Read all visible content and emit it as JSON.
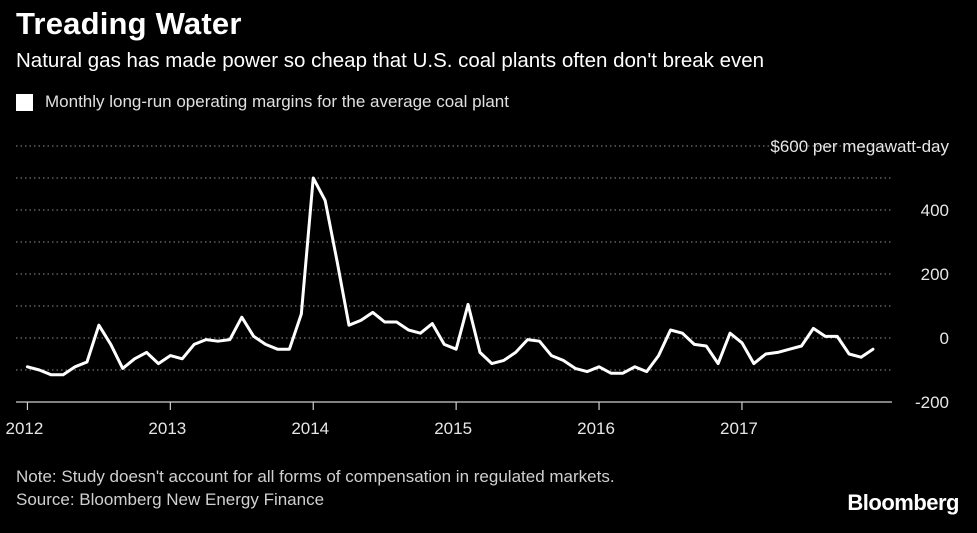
{
  "header": {
    "title": "Treading Water",
    "subtitle": "Natural gas has made power so cheap that U.S. coal plants often don't break even"
  },
  "legend": {
    "label": "Monthly long-run operating margins for the average coal plant",
    "color": "#ffffff"
  },
  "footer": {
    "note": "Note: Study doesn't account for all forms of compensation in regulated markets.",
    "source": "Source: Bloomberg New Energy Finance"
  },
  "brand": {
    "logo_text": "Bloomberg"
  },
  "colors": {
    "background": "#000000",
    "line": "#ffffff",
    "grid": "#8c8c8c",
    "text": "#ffffff"
  },
  "chart_data": {
    "type": "line",
    "title": "Treading Water",
    "subtitle": "Natural gas has made power so cheap that U.S. coal plants often don't break even",
    "xlabel": "",
    "ylabel": "$ per megawatt-day",
    "x_start": 2012.0,
    "x_step_months": 1,
    "xlim": [
      2011.92,
      2018.05
    ],
    "ylim": [
      -200,
      600
    ],
    "grid": true,
    "grid_style": "dotted",
    "y_axis_side": "right",
    "legend_position": "top-left",
    "x_ticks": [
      2012,
      2013,
      2014,
      2015,
      2016,
      2017
    ],
    "x_tick_labels": [
      "2012",
      "2013",
      "2014",
      "2015",
      "2016",
      "2017"
    ],
    "y_ticks": [
      -200,
      0,
      200,
      400,
      600
    ],
    "y_tick_labels": [
      "-200",
      "0",
      "200",
      "400",
      "$600 per megawatt-day"
    ],
    "series": [
      {
        "name": "Monthly long-run operating margins for the average coal plant",
        "values": [
          -90,
          -100,
          -115,
          -115,
          -90,
          -75,
          40,
          -20,
          -95,
          -65,
          -45,
          -80,
          -55,
          -65,
          -20,
          -5,
          -10,
          -5,
          65,
          5,
          -20,
          -35,
          -35,
          75,
          500,
          430,
          240,
          40,
          55,
          80,
          50,
          50,
          25,
          15,
          45,
          -20,
          -35,
          105,
          -45,
          -80,
          -70,
          -45,
          -5,
          -10,
          -55,
          -70,
          -95,
          -105,
          -90,
          -110,
          -110,
          -90,
          -105,
          -55,
          25,
          15,
          -20,
          -25,
          -80,
          15,
          -15,
          -80,
          -50,
          -45,
          -35,
          -25,
          30,
          5,
          5,
          -50,
          -60,
          -35
        ]
      }
    ]
  }
}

■ ■ ■ ■ ■ ■ ■

TASK BRIEF =
Return only those lines of the records that contain the string "cheap".

RESULT OF THE EXERCISE =
    "subtitle": "Natural gas has made power so cheap that U.S. coal plants often don't break even"
    "subtitle": "Natural gas has made power so cheap that U.S. coal plants often don't break even",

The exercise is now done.